Request: Find the lines that contain the word "Garstang" and copy each one.

====== Exercise materials

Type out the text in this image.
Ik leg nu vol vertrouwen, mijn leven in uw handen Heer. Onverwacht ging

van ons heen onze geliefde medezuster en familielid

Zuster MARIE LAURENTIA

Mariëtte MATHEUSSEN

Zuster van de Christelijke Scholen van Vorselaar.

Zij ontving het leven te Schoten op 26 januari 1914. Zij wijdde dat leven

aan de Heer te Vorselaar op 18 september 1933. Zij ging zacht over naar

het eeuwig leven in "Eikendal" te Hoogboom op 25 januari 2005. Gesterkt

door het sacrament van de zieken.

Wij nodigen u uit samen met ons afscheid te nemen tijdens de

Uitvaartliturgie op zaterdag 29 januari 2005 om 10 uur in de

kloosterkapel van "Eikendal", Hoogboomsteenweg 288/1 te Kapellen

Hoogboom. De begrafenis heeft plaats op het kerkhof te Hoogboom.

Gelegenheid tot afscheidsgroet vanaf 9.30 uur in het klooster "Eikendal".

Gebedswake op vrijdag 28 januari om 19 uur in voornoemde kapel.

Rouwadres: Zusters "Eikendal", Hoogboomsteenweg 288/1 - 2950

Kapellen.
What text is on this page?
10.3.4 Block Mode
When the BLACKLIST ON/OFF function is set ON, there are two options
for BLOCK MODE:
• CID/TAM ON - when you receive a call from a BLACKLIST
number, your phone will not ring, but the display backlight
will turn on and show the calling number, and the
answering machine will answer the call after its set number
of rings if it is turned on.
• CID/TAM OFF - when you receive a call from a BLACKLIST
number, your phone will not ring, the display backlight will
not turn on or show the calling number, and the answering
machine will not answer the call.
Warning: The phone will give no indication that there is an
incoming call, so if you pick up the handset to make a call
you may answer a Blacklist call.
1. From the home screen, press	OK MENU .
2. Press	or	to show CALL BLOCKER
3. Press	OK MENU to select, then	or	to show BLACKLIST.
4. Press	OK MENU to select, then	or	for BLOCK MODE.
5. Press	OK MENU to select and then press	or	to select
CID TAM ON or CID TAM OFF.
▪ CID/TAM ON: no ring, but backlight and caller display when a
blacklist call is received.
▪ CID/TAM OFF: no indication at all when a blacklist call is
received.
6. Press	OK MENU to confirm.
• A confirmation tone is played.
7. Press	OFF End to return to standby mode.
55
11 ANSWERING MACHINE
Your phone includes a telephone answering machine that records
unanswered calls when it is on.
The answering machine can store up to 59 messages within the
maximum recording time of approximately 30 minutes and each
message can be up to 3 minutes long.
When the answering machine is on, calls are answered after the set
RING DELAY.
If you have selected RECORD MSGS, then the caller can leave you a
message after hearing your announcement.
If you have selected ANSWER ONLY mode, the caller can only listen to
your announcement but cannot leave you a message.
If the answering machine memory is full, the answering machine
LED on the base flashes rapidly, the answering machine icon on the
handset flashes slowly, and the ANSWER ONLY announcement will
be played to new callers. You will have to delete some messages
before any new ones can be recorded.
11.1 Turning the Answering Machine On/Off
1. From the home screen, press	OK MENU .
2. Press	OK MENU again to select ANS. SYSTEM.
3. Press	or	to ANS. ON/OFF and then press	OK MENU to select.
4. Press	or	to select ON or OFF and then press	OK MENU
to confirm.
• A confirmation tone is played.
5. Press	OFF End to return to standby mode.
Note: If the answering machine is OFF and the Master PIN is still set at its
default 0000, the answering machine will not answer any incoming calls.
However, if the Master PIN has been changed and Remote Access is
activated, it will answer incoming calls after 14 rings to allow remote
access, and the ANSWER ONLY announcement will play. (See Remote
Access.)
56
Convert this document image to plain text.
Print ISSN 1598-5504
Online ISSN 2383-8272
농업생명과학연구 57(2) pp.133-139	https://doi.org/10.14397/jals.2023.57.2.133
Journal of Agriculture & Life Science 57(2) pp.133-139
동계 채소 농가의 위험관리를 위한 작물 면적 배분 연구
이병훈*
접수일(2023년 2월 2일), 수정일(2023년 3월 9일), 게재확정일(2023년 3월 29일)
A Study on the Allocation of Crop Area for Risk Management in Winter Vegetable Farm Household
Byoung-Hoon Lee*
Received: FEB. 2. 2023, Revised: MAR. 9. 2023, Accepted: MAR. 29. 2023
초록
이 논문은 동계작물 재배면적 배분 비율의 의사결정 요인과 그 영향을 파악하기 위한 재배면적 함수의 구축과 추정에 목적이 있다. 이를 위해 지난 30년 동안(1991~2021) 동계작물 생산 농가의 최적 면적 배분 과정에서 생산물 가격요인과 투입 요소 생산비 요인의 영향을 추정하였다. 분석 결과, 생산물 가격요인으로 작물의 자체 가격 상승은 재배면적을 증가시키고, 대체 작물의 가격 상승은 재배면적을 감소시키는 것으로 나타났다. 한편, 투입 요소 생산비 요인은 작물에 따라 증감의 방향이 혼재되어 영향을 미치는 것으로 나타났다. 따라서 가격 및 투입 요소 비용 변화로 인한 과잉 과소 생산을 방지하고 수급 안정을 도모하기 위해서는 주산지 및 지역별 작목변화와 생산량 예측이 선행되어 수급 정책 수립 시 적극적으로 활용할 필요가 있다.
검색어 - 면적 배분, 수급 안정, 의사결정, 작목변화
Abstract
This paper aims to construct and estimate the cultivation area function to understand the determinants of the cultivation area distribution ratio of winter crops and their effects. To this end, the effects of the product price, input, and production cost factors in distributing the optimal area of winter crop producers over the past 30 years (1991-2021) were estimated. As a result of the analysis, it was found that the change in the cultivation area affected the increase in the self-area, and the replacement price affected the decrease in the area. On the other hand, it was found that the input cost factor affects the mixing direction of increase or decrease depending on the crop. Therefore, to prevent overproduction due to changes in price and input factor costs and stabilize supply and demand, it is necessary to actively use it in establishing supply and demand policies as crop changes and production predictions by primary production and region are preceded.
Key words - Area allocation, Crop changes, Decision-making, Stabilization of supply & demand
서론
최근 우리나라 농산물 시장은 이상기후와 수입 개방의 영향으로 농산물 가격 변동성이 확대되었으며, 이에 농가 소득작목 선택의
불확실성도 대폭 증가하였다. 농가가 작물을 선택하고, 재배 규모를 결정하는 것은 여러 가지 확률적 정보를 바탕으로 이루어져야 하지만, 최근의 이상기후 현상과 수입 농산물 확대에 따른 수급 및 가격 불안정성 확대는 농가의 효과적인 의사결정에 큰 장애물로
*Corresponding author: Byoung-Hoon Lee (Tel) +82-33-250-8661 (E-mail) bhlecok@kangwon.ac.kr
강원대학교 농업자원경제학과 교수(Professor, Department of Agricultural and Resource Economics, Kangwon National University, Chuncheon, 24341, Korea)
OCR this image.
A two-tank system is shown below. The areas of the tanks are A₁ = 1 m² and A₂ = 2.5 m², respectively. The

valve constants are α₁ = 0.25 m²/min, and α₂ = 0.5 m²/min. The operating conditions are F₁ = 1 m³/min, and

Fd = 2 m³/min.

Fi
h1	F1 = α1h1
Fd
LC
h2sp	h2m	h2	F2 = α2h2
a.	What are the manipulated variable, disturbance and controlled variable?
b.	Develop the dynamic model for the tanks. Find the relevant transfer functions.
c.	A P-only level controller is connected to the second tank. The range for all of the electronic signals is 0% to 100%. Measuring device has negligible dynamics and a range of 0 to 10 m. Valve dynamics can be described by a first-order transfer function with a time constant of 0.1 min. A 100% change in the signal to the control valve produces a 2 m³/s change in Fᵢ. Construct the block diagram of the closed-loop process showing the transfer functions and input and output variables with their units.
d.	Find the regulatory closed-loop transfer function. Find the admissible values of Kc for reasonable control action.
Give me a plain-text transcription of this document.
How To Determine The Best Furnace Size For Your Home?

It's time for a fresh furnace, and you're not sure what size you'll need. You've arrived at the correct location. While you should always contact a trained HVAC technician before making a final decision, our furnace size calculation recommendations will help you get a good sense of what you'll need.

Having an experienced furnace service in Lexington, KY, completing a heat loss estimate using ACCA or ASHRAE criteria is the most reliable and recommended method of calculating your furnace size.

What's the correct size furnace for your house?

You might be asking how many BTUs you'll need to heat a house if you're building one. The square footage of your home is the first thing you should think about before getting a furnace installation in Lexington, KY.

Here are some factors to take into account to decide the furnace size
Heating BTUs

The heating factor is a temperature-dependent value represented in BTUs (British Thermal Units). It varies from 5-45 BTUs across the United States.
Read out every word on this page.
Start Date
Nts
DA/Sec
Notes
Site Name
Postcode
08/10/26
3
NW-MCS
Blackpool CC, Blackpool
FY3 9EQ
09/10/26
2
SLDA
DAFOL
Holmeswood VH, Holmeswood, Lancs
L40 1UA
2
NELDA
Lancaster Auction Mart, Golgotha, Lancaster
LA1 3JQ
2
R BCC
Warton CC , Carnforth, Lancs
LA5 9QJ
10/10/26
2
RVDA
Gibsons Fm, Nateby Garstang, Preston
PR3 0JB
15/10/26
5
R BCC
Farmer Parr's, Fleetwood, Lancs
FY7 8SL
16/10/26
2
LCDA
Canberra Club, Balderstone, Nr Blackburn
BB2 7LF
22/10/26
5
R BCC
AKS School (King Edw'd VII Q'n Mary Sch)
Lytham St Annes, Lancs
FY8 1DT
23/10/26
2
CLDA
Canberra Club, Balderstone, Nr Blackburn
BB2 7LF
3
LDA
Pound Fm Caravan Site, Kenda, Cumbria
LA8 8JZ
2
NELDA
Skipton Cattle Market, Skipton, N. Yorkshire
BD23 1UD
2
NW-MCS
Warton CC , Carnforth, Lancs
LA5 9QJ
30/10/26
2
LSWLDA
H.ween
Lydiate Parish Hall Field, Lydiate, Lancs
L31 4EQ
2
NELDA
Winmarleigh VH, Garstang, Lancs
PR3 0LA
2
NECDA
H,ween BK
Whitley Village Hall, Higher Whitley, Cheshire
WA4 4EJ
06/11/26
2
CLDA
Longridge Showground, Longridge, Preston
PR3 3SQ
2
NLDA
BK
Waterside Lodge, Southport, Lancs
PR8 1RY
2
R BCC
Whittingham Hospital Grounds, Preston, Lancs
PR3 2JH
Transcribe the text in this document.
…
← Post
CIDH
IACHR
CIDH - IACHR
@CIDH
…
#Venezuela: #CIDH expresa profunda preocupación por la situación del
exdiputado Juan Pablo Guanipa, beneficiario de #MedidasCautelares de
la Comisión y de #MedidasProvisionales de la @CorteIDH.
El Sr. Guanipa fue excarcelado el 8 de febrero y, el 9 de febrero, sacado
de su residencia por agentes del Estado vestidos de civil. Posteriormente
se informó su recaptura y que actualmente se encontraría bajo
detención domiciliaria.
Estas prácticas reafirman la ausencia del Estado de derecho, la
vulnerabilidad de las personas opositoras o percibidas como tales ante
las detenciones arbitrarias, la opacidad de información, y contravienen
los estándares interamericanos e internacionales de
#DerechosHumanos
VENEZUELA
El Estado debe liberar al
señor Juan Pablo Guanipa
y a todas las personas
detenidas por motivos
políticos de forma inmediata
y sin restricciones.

============

Final answer:
Gibsons Fm, Nateby Garstang, Preston
Winmarleigh VH, Garstang, Lancs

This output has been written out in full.